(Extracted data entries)

--- BEGIN ---

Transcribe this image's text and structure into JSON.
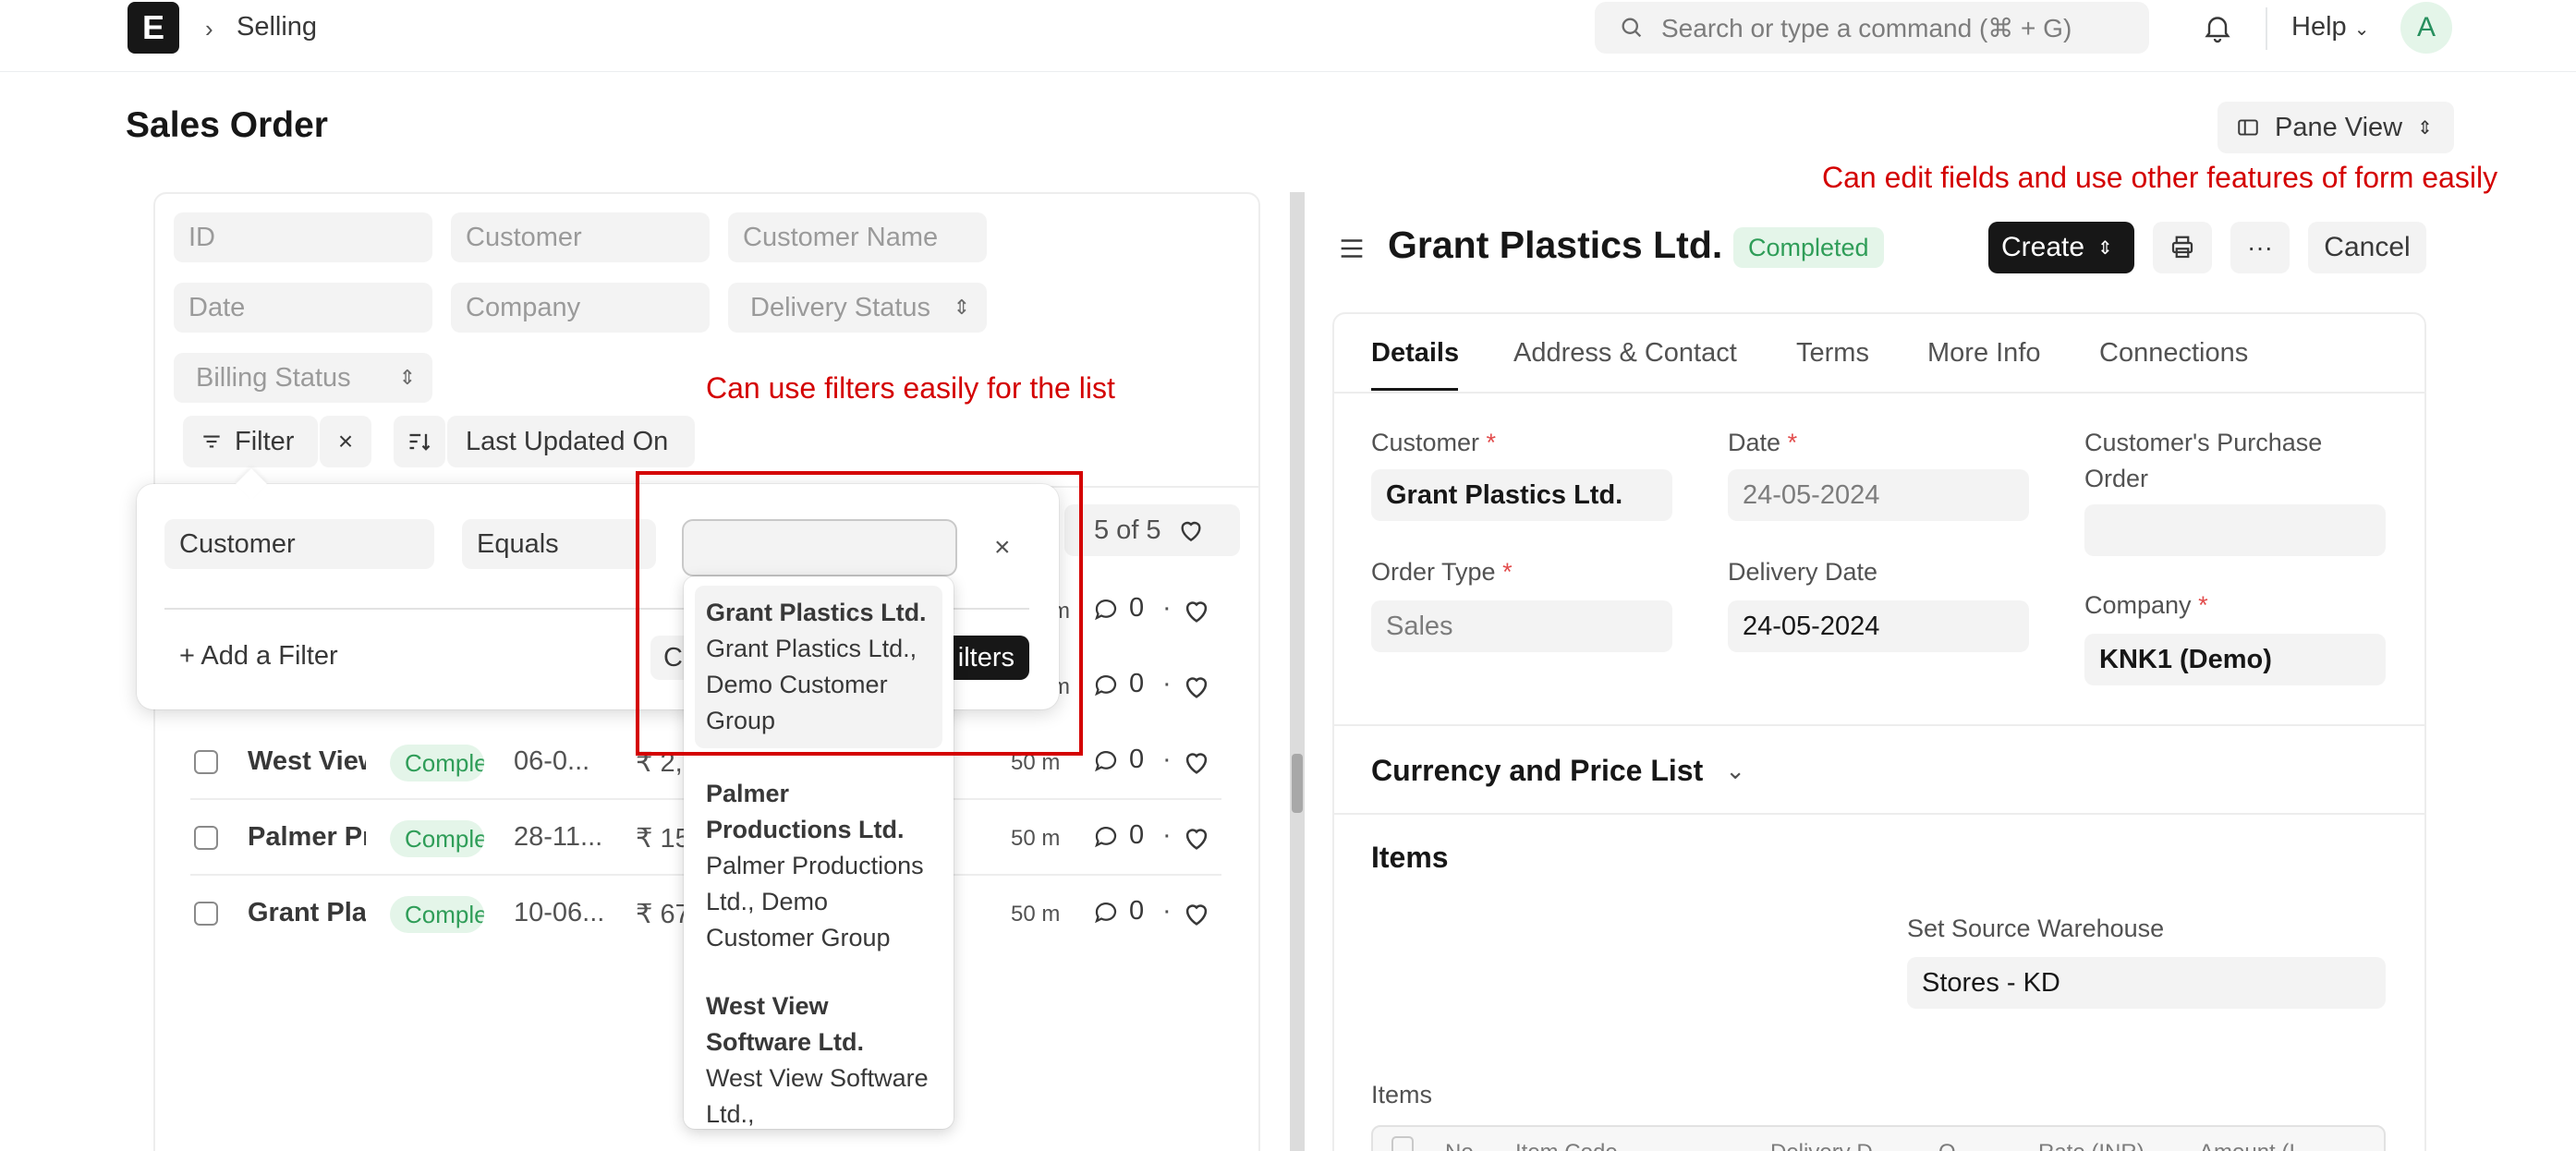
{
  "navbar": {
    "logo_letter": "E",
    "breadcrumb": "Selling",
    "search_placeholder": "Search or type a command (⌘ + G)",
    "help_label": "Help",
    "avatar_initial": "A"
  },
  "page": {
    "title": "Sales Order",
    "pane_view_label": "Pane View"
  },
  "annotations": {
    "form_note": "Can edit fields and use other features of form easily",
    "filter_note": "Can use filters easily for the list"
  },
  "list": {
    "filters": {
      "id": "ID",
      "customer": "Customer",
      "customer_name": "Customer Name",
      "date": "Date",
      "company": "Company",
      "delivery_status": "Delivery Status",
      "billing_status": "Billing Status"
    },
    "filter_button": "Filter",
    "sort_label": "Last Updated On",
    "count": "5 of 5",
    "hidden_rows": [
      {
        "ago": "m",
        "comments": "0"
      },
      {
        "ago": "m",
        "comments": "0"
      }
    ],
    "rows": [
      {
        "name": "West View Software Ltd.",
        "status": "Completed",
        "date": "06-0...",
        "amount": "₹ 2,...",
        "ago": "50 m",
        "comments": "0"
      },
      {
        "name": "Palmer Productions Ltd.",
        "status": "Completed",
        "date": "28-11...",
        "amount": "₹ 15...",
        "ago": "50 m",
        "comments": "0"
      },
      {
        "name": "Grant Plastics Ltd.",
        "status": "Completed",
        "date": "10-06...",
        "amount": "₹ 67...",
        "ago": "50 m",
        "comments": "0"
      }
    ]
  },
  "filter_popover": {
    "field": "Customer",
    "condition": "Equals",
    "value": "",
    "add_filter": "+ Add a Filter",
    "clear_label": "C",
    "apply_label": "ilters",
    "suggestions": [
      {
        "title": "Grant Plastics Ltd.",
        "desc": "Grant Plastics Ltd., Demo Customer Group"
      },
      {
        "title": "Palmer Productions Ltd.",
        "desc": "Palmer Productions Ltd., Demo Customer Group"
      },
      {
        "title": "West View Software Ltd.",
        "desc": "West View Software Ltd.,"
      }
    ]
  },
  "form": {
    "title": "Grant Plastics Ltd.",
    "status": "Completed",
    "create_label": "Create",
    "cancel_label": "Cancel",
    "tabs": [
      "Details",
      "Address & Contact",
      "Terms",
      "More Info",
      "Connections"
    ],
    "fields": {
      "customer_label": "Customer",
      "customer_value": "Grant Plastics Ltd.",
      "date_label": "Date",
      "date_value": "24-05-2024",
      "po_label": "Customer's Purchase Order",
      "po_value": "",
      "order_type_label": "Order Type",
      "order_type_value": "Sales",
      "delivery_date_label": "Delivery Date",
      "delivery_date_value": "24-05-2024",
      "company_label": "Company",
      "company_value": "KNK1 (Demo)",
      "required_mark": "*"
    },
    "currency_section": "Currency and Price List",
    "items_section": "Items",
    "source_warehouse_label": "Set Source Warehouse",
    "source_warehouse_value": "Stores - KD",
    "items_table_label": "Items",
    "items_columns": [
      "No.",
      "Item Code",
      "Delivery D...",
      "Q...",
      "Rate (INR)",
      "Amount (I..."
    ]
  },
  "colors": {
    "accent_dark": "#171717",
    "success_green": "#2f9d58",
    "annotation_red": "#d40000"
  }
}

--- END ---

WHAT YOU SHOULD DO
Report the number of lines that contain "desc", with no other words.

OUTPUT FOR THIS TASK
3